JOB:
In the data below, find every line with the string "still" and pull it out.

[Stored data]
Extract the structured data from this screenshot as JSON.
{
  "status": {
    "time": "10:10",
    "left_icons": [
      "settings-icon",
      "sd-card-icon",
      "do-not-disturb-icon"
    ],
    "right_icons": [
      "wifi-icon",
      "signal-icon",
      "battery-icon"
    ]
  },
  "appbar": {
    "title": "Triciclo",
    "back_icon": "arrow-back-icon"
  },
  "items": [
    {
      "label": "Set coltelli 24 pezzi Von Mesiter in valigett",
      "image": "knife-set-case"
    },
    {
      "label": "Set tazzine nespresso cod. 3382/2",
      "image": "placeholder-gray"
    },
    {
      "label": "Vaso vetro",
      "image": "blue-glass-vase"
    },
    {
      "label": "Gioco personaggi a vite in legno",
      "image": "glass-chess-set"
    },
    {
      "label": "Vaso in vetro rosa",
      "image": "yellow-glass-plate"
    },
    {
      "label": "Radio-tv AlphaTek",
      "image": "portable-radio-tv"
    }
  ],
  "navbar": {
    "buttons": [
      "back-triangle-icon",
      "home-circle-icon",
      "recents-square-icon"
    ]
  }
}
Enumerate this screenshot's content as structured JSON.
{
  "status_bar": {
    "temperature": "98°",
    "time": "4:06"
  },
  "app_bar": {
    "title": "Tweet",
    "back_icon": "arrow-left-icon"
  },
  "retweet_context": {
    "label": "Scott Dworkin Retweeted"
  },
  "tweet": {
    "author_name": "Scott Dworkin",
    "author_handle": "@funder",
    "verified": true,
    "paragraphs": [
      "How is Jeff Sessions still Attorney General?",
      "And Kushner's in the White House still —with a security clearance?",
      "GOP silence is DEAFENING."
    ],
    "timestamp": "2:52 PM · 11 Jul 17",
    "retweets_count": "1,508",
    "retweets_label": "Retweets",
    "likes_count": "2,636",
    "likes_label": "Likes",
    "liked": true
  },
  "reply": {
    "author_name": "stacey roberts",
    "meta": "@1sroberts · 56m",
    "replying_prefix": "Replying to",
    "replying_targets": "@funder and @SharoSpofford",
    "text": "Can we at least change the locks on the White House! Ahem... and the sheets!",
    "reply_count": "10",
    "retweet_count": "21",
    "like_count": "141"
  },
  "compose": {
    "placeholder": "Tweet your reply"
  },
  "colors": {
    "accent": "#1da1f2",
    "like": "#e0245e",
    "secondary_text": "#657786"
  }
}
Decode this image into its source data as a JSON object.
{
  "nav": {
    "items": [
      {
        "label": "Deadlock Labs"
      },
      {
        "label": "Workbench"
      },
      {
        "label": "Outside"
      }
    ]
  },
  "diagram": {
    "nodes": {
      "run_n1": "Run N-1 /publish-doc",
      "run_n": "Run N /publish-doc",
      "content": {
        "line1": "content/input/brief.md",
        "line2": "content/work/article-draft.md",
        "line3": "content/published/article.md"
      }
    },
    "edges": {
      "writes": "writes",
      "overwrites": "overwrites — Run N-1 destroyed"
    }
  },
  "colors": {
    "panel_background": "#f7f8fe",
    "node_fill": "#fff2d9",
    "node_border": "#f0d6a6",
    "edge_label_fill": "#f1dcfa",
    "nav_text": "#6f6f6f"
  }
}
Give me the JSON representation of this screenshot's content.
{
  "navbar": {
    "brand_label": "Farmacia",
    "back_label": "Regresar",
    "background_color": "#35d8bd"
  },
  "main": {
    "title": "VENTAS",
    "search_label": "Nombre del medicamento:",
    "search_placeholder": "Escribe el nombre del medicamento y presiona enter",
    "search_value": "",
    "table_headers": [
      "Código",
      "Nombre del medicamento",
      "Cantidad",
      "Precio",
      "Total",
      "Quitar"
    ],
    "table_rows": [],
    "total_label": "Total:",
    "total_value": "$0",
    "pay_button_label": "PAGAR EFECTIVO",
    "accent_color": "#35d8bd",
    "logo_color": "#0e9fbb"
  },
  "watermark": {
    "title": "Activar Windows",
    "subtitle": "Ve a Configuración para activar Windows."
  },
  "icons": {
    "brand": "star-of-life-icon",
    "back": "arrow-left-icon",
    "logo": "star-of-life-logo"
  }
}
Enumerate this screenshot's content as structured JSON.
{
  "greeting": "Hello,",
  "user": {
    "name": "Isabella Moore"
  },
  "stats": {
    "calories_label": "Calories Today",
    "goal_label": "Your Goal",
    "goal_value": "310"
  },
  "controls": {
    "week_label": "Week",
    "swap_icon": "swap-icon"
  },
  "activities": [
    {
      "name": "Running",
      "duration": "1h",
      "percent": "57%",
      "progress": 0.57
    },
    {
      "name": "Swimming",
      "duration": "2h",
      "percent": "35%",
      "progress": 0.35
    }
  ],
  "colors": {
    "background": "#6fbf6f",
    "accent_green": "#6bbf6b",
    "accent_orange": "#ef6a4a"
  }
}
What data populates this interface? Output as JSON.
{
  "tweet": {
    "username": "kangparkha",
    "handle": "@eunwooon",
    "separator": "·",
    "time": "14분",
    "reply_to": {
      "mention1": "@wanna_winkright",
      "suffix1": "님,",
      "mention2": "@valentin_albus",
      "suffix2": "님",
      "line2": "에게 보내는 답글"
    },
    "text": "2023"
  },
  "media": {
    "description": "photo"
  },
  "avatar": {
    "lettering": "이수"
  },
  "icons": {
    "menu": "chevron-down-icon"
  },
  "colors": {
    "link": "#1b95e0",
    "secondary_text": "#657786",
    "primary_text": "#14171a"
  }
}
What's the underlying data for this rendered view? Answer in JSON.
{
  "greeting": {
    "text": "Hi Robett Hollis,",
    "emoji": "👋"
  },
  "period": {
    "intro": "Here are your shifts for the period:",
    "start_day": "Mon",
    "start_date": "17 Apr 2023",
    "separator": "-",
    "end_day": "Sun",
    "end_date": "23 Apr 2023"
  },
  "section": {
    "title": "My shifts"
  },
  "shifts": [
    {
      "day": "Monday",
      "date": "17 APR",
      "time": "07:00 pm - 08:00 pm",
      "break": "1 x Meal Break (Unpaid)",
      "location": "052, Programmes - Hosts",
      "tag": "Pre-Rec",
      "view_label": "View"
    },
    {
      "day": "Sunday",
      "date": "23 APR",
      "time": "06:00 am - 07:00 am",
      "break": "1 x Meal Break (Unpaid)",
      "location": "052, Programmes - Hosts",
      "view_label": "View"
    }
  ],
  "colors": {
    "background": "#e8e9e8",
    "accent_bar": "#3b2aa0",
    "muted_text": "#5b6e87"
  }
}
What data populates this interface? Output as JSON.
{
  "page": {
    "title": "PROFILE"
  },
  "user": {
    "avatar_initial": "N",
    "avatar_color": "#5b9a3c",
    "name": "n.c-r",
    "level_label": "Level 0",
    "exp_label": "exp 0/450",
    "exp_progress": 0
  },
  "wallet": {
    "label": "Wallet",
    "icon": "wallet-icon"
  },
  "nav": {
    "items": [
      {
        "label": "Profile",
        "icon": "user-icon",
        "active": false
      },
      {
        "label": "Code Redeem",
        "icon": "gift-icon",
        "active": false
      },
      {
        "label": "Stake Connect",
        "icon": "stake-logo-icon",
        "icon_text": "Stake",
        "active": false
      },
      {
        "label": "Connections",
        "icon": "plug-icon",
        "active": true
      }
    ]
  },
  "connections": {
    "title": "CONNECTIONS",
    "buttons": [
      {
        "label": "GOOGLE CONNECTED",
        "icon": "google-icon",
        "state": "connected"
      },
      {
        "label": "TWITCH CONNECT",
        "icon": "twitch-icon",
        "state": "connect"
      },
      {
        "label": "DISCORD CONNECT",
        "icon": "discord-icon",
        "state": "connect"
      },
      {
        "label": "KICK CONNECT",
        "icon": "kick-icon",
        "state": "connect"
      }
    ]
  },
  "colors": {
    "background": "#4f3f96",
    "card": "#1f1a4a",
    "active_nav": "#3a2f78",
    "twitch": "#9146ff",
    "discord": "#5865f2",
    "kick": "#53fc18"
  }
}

EXERCISE RESULT:
      "How is Jeff Sessions still Attorney General?",
      "And Kushner's in the White House still —with a security clearance?",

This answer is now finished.